▶ Task
Copy out the records precisely, omitting pictures.

(Records from a data source)
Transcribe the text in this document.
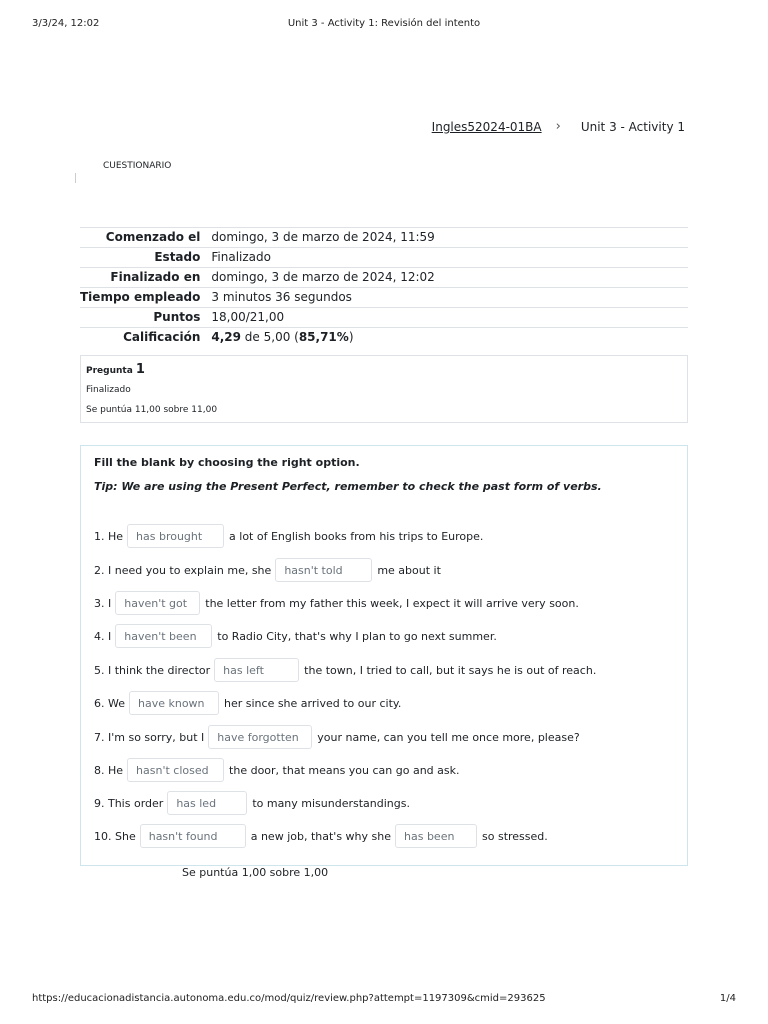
3/3/24, 12:02	Unit 3 - Activity 1: Revisión del intento
Ingles52024-01BA › Unit 3 - Activity 1
CUESTIONARIO
Comenzado el	domingo, 3 de marzo de 2024, 11:59
Estado	Finalizado
Finalizado en	domingo, 3 de marzo de 2024, 12:02
Tiempo empleado	3 minutos 36 segundos
Puntos	18,00/21,00
Calificación	4,29 de 5,00 (85,71%)
Pregunta 1
Finalizado
Se puntúa 11,00 sobre 11,00
Fill the blank by choosing the right option.
Tip: We are using the Present Perfect, remember to check the past form of verbs.
1. He	has brought	a lot of English books from his trips to Europe.
2. I need you to explain me, she	hasn't told	me about it
3. I	haven't got	the letter from my father this week, I expect it will arrive very soon.
4. I	haven't been	to Radio City, that's why I plan to go next summer.
5. I think the director	has left	the town, I tried to call, but it says he is out of reach.
6. We	have known	her since she arrived to our city.
7. I'm so sorry, but I	have forgotten	your name, can you tell me once more, please?
8. He	hasn't closed	the door, that means you can go and ask.
9. This order	has led	to many misunderstandings.
10. She	hasn't found	a new job, that's why she	has been	so stressed.
Se puntúa 1,00 sobre 1,00
https://educacionadistancia.autonoma.edu.co/mod/quiz/review.php?attempt=1197309&cmid=293625	1/4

▶ Written solution
Transcribe the text in this document.
3/3/24, 12:02	Unit 3 - Activity 1: Revisión del intento
Ingles52024-01BA › Unit 3 - Activity 1
CUESTIONARIO
Comenzado el	domingo, 3 de marzo de 2024, 11:59
Estado	Finalizado
Finalizado en	domingo, 3 de marzo de 2024, 12:02
Tiempo empleado	3 minutos 36 segundos
Puntos	18,00/21,00
Calificación	4,29 de 5,00 (85,71%)
Pregunta 1
Finalizado
Se puntúa 11,00 sobre 11,00
Fill the blank by choosing the right option.
Tip: We are using the Present Perfect, remember to check the past form of verbs.
1. He	has brought	a lot of English books from his trips to Europe.
2. I need you to explain me, she	hasn't told	me about it
3. I	haven't got	the letter from my father this week, I expect it will arrive very soon.
4. I	haven't been	to Radio City, that's why I plan to go next summer.
5. I think the director	has left	the town, I tried to call, but it says he is out of reach.
6. We	have known	her since she arrived to our city.
7. I'm so sorry, but I	have forgotten	your name, can you tell me once more, please?
8. He	hasn't closed	the door, that means you can go and ask.
9. This order	has led	to many misunderstandings.
10. She	hasn't found	a new job, that's why she	has been	so stressed.
Se puntúa 1,00 sobre 1,00
https://educacionadistancia.autonoma.edu.co/mod/quiz/review.php?attempt=1197309&cmid=293625	1/4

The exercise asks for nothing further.